(Data items)
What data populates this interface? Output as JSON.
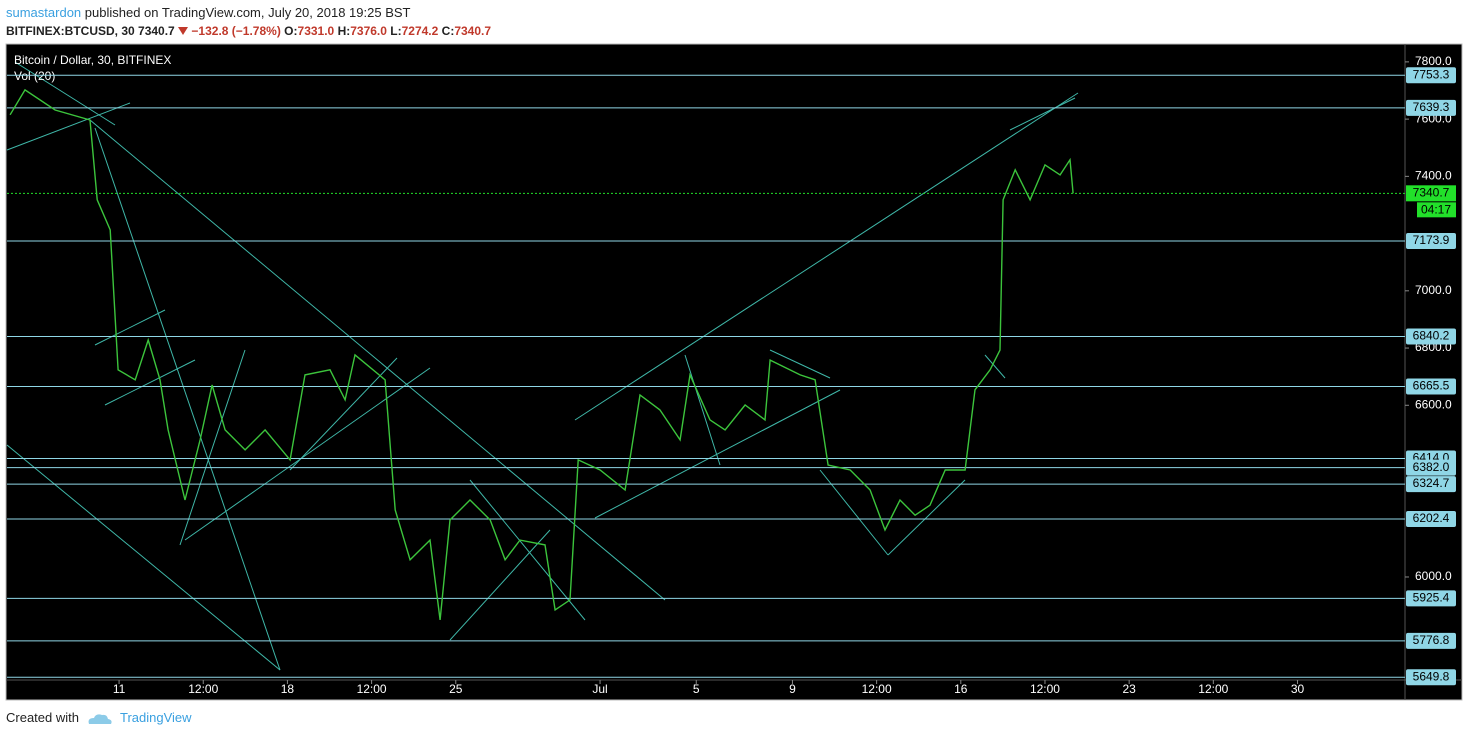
{
  "header": {
    "author": "sumastardon",
    "published": "published on TradingView.com, July 20, 2018 19:25 BST",
    "symbol": "BITFINEX:BTCUSD, 30",
    "last": "7340.7",
    "change": "−132.8 (−1.78%)",
    "ohlc": [
      {
        "key": "O:",
        "value": "7331.0"
      },
      {
        "key": "H:",
        "value": "7376.0"
      },
      {
        "key": "L:",
        "value": "7274.2"
      },
      {
        "key": "C:",
        "value": "7340.7"
      }
    ]
  },
  "footer": {
    "created": "Created with",
    "brand": "TradingView"
  },
  "chart_data": {
    "type": "line",
    "title": "Bitcoin / Dollar, 30, BITFINEX",
    "indicator": "Vol (20)",
    "xlim": [
      6.34,
      64.47
    ],
    "ylim": [
      5640,
      7859
    ],
    "xticks": [
      11,
      {
        "value": 14.5,
        "label": "12:00"
      },
      18,
      {
        "value": 21.5,
        "label": "12:00"
      },
      25,
      {
        "value": 31,
        "label": "Jul"
      },
      {
        "value": 35,
        "label": "5"
      },
      {
        "value": 39,
        "label": "9"
      },
      {
        "value": 42.5,
        "label": "12:00"
      },
      {
        "value": 46,
        "label": "16"
      },
      {
        "value": 49.5,
        "label": "12:00"
      },
      {
        "value": 53,
        "label": "23"
      },
      {
        "value": 56.5,
        "label": "12:00"
      },
      {
        "value": 60,
        "label": "30"
      }
    ],
    "yticks": [
      {
        "value": 7800,
        "label": "7800.0"
      },
      {
        "value": 7600,
        "label": "7600.0"
      },
      {
        "value": 7400,
        "label": "7400.0"
      },
      {
        "value": 7000,
        "label": "7000.0"
      },
      {
        "value": 6800,
        "label": "6800.0"
      },
      {
        "value": 6600,
        "label": "6600.0"
      },
      {
        "value": 6000,
        "label": "6000.0"
      }
    ],
    "levels": [
      7753.3,
      7639.3,
      7173.9,
      {
        "value": 6840.2,
        "label": "6840.2"
      },
      6665.5,
      {
        "value": 6414,
        "label": "6414.0"
      },
      {
        "value": 6382,
        "label": "6382.0"
      },
      6324.7,
      6202.4,
      5925.4,
      5776.8,
      5649.8
    ],
    "level_color": "#8fd6e6",
    "last_price": 7340.7,
    "countdown": "04:17",
    "last_color": "#22e02a",
    "series": [
      {
        "name": "Bitcoin / Dollar, 30, BITFINEX",
        "color": "#3cc43c",
        "x": [
          6.47,
          7.09,
          8.34,
          9.79,
          10.09,
          10.63,
          10.96,
          11.67,
          12.21,
          12.7,
          13.04,
          13.74,
          14.37,
          14.87,
          15.41,
          16.24,
          17.07,
          18.11,
          18.73,
          19.77,
          20.4,
          20.81,
          22.06,
          22.48,
          23.1,
          23.93,
          24.35,
          24.76,
          25.59,
          26.43,
          27.05,
          27.67,
          28.71,
          29.13,
          29.75,
          30.09,
          31.0,
          32.04,
          32.66,
          33.49,
          34.33,
          34.74,
          35.57,
          36.2,
          37.03,
          37.86,
          38.07,
          39.32,
          39.94,
          40.48,
          41.4,
          42.23,
          42.85,
          43.47,
          44.1,
          44.72,
          45.35,
          46.18,
          46.59,
          47.22,
          47.63,
          47.76,
          48.26,
          48.88,
          49.5,
          50.13,
          50.54,
          50.67
        ],
        "values": [
          7615,
          7702,
          7632,
          7597,
          7318,
          7213,
          6724,
          6689,
          6828,
          6689,
          6514,
          6269,
          6479,
          6671,
          6514,
          6444,
          6514,
          6409,
          6706,
          6724,
          6619,
          6776,
          6689,
          6234,
          6060,
          6129,
          5850,
          6199,
          6269,
          6199,
          6060,
          6129,
          6112,
          5885,
          5920,
          6409,
          6374,
          6304,
          6636,
          6584,
          6479,
          6706,
          6549,
          6514,
          6601,
          6549,
          6758,
          6706,
          6689,
          6391,
          6374,
          6304,
          6164,
          6269,
          6216,
          6251,
          6374,
          6374,
          6654,
          6724,
          6793,
          7318,
          7423,
          7318,
          7440,
          7405,
          7458,
          7340.7
        ]
      }
    ]
  }
}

__EXERCISE DIRECTIONS__. Give only the number of lines in the material above that hold the word "TradingView".

__RESPONSE TO THIS EXERCISE__. 2